Exercise brief: Report how many lines include the word "icon", and nothing besides that number.

Excerpted data:
** Begin **
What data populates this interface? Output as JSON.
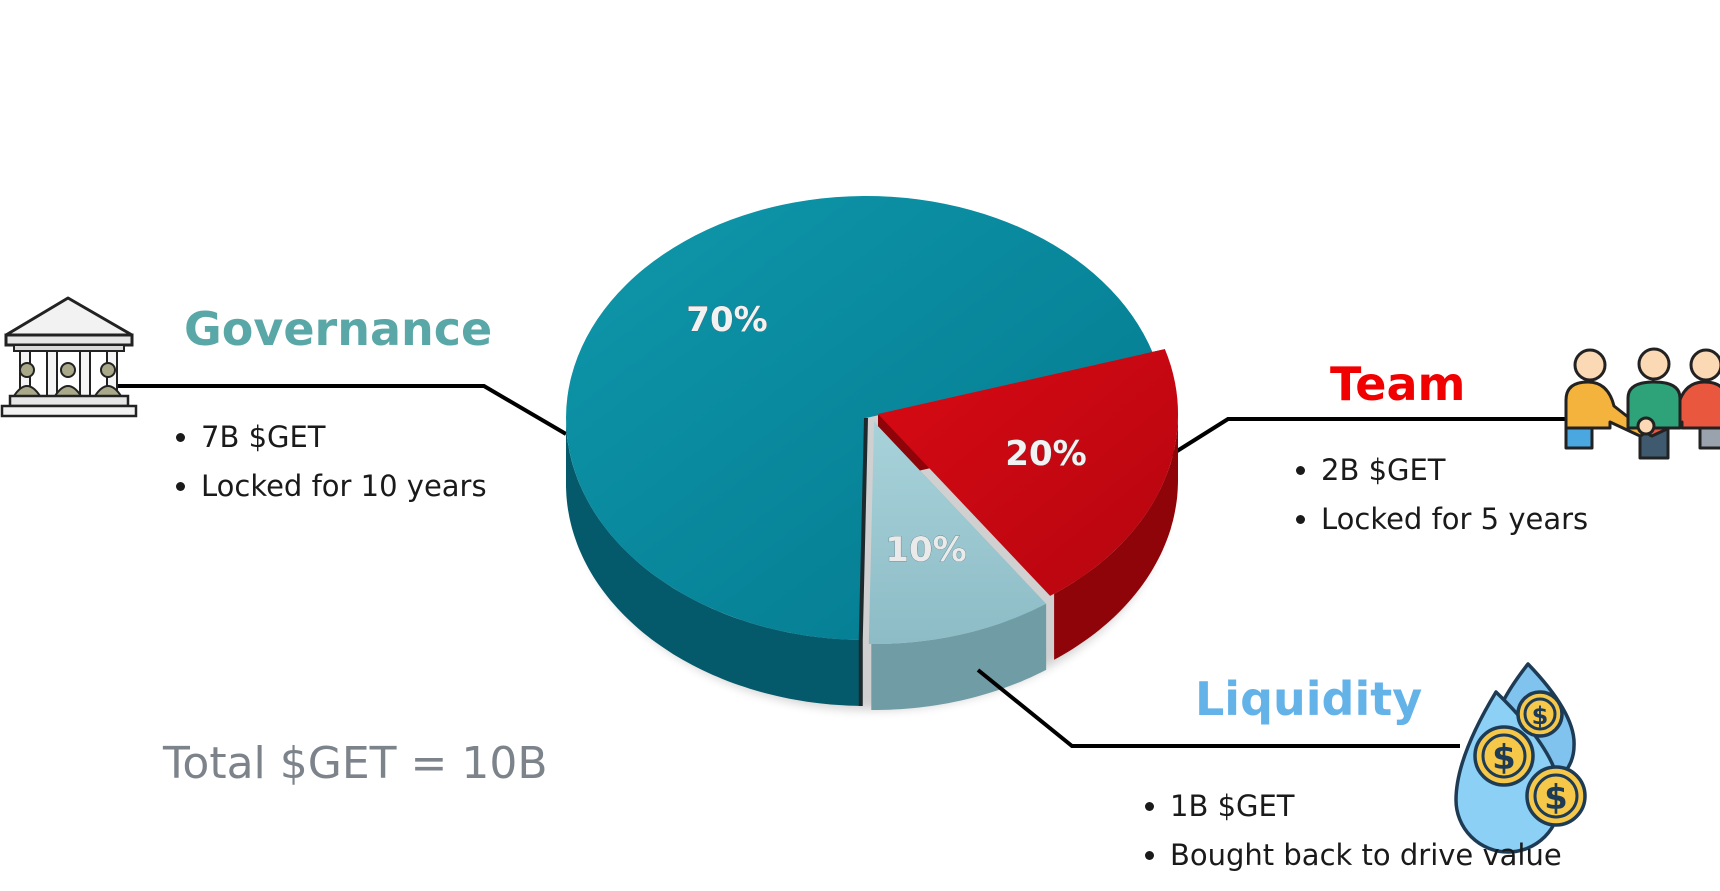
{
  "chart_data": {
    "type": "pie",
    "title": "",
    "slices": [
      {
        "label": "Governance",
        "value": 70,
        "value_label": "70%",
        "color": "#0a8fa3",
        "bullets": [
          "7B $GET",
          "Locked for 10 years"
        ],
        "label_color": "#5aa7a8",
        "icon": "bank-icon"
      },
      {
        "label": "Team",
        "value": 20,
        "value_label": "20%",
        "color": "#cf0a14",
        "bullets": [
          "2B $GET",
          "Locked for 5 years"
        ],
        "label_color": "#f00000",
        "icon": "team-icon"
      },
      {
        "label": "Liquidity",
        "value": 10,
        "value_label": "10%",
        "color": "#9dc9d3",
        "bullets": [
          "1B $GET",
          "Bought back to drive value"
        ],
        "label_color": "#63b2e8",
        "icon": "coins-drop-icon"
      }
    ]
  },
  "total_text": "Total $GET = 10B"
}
** End **
** Begin **
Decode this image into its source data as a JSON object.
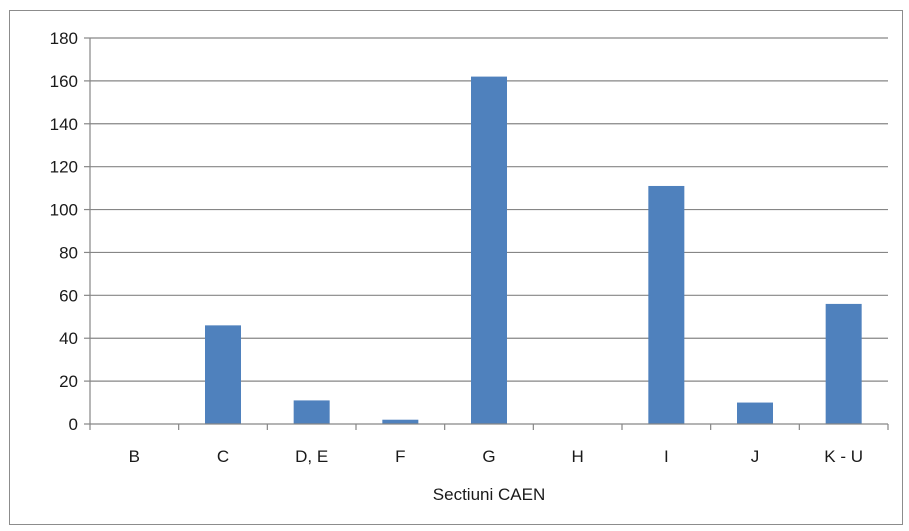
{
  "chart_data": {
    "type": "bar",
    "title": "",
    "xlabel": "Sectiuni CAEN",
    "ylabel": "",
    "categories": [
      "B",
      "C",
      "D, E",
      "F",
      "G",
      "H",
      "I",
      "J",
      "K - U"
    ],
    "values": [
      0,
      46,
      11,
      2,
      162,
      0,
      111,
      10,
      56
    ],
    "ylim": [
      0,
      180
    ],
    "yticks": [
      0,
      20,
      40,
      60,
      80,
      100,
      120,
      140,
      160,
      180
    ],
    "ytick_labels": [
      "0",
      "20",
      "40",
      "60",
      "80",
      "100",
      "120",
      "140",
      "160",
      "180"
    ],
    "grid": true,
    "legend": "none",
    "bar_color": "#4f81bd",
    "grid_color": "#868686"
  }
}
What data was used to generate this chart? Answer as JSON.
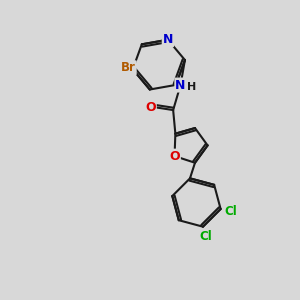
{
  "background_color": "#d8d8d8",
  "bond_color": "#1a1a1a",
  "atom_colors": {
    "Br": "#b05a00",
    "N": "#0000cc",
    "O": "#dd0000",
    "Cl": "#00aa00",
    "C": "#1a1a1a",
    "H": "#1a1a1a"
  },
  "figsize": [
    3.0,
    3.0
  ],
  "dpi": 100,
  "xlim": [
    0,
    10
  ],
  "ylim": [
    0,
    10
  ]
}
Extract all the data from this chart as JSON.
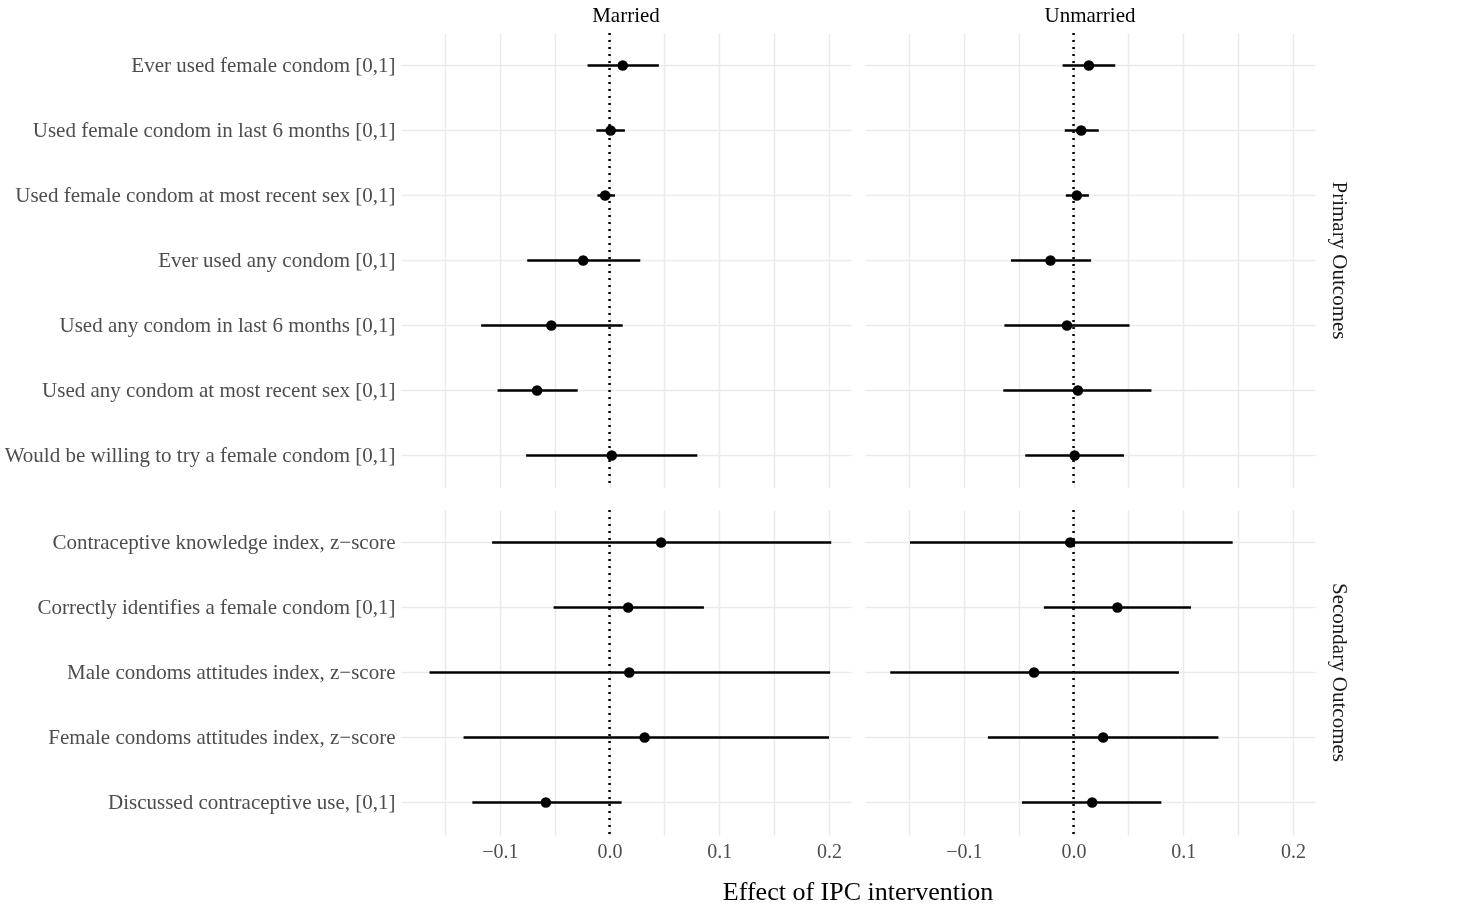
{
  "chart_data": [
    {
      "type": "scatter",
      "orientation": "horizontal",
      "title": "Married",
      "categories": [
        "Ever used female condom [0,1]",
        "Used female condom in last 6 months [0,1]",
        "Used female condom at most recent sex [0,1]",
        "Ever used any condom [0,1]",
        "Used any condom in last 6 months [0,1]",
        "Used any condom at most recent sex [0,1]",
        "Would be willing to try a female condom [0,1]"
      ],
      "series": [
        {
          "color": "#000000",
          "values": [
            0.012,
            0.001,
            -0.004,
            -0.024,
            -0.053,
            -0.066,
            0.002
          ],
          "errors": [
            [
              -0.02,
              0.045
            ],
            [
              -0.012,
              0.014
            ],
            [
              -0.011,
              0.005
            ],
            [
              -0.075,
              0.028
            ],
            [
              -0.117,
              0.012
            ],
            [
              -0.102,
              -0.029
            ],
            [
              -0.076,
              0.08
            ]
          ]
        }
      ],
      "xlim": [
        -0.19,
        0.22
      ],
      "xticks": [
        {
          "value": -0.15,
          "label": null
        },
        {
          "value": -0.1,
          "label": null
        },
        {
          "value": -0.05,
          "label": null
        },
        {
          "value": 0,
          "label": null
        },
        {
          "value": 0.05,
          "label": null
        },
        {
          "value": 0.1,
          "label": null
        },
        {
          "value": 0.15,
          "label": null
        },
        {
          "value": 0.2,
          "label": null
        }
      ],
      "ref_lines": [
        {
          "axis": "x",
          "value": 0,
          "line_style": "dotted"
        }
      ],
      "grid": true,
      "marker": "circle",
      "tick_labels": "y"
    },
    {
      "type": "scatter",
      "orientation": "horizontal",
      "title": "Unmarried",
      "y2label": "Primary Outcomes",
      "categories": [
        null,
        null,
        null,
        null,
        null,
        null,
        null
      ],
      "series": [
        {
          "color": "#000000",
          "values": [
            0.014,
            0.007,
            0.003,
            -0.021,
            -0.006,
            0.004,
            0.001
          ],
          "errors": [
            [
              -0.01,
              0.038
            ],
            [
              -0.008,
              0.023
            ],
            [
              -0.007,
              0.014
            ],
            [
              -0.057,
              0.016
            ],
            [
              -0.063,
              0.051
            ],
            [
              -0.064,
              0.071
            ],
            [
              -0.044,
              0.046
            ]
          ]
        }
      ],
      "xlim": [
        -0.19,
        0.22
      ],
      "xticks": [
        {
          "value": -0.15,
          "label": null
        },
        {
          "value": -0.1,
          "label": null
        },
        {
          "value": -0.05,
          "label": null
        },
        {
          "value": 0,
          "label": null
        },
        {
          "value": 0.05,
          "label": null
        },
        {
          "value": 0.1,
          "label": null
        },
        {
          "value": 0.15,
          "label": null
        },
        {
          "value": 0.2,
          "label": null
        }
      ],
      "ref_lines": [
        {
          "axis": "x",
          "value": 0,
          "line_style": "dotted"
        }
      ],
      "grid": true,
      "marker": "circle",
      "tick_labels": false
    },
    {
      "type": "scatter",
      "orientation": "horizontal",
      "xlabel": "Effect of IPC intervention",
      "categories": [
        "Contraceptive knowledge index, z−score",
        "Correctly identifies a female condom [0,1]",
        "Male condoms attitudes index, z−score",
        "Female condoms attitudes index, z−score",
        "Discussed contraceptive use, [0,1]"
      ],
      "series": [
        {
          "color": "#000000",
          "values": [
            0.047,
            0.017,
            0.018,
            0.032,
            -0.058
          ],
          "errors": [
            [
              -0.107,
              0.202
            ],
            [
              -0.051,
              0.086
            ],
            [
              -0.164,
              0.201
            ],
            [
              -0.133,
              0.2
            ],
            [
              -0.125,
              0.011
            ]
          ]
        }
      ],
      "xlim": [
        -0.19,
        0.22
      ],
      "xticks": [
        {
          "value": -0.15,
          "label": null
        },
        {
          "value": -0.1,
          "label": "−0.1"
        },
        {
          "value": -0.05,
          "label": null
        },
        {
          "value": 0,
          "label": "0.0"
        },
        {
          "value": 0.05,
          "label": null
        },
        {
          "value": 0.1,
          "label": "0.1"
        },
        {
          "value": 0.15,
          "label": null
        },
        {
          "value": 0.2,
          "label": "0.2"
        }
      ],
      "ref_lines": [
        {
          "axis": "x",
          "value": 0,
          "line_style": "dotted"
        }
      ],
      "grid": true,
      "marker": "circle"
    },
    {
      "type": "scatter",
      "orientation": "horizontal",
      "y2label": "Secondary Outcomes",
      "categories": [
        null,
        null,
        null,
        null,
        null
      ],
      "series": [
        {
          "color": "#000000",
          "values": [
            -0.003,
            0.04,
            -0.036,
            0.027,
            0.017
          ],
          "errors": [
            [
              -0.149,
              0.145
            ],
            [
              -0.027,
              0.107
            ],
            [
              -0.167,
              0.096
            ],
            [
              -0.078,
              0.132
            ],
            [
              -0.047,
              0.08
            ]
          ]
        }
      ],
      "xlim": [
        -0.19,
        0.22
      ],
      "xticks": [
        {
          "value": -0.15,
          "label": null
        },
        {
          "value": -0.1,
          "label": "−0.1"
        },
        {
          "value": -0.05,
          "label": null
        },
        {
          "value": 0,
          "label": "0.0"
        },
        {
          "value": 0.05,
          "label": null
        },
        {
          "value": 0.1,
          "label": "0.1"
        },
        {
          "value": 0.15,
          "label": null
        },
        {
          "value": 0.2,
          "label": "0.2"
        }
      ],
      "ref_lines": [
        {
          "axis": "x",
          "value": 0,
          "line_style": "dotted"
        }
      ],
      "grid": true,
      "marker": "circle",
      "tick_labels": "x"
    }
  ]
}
** End **
** Begin **
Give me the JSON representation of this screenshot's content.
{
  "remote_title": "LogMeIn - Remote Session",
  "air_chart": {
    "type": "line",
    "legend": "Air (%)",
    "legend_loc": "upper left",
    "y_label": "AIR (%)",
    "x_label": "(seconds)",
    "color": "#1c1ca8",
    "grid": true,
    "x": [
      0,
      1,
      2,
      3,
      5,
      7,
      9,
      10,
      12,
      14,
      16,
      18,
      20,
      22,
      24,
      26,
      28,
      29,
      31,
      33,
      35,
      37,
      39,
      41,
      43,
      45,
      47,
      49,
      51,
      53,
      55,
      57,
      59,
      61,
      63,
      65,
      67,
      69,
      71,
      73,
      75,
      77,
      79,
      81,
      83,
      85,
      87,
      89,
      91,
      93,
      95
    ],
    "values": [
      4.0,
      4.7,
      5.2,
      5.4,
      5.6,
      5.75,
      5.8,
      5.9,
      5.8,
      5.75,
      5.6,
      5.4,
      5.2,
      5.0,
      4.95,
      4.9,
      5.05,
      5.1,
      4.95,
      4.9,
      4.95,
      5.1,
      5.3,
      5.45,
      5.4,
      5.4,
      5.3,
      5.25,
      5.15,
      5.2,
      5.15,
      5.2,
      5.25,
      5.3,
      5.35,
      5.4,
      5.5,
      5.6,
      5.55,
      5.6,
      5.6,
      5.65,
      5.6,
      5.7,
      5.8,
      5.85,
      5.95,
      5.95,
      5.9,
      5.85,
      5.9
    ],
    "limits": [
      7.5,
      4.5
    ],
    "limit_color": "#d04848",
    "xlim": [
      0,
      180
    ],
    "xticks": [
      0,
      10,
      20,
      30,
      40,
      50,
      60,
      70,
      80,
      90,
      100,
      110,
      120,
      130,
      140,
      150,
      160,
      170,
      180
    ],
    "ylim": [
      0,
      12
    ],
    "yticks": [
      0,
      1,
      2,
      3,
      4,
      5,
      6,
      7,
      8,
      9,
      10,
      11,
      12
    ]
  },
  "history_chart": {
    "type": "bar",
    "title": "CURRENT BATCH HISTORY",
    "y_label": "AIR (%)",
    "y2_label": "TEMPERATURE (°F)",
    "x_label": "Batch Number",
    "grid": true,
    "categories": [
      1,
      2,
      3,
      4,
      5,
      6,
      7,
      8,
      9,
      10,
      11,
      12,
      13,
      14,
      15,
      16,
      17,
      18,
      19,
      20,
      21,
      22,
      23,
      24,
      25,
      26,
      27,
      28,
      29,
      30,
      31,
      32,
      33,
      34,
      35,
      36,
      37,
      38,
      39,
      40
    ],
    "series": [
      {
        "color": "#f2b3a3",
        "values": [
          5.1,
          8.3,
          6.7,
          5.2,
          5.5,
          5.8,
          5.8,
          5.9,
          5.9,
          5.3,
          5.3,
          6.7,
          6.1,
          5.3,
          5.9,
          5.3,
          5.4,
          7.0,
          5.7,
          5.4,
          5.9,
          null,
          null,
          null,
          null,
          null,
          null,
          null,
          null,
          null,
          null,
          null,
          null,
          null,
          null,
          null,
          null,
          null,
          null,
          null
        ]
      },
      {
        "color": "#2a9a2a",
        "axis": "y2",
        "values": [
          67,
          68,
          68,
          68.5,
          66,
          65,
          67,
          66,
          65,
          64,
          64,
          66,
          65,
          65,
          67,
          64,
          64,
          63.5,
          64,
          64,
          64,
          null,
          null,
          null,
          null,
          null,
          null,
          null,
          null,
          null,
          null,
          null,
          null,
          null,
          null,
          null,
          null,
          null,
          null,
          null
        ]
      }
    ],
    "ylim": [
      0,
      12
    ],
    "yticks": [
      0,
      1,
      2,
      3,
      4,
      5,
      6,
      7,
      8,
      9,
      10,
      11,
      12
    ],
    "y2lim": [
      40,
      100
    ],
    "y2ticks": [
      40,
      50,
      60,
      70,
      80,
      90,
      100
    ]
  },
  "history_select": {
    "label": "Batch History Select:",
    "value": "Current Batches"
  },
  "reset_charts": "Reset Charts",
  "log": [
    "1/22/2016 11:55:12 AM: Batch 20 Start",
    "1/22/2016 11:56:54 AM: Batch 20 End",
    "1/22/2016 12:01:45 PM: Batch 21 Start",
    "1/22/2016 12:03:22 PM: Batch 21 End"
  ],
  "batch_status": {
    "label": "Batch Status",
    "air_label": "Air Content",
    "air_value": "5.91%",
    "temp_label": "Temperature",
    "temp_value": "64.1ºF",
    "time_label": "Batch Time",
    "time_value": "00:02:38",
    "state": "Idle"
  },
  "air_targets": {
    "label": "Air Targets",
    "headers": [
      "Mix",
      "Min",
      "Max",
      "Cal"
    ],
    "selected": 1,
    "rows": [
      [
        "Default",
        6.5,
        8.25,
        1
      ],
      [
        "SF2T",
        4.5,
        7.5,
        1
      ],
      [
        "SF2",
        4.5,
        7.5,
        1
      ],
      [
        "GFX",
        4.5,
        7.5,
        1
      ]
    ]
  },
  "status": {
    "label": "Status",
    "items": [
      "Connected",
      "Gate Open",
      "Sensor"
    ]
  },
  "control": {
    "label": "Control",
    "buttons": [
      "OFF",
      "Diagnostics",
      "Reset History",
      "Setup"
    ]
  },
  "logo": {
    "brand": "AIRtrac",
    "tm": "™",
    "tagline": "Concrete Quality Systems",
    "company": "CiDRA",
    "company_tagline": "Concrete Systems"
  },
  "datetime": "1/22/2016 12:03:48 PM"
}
** End **
Solution for this task: 3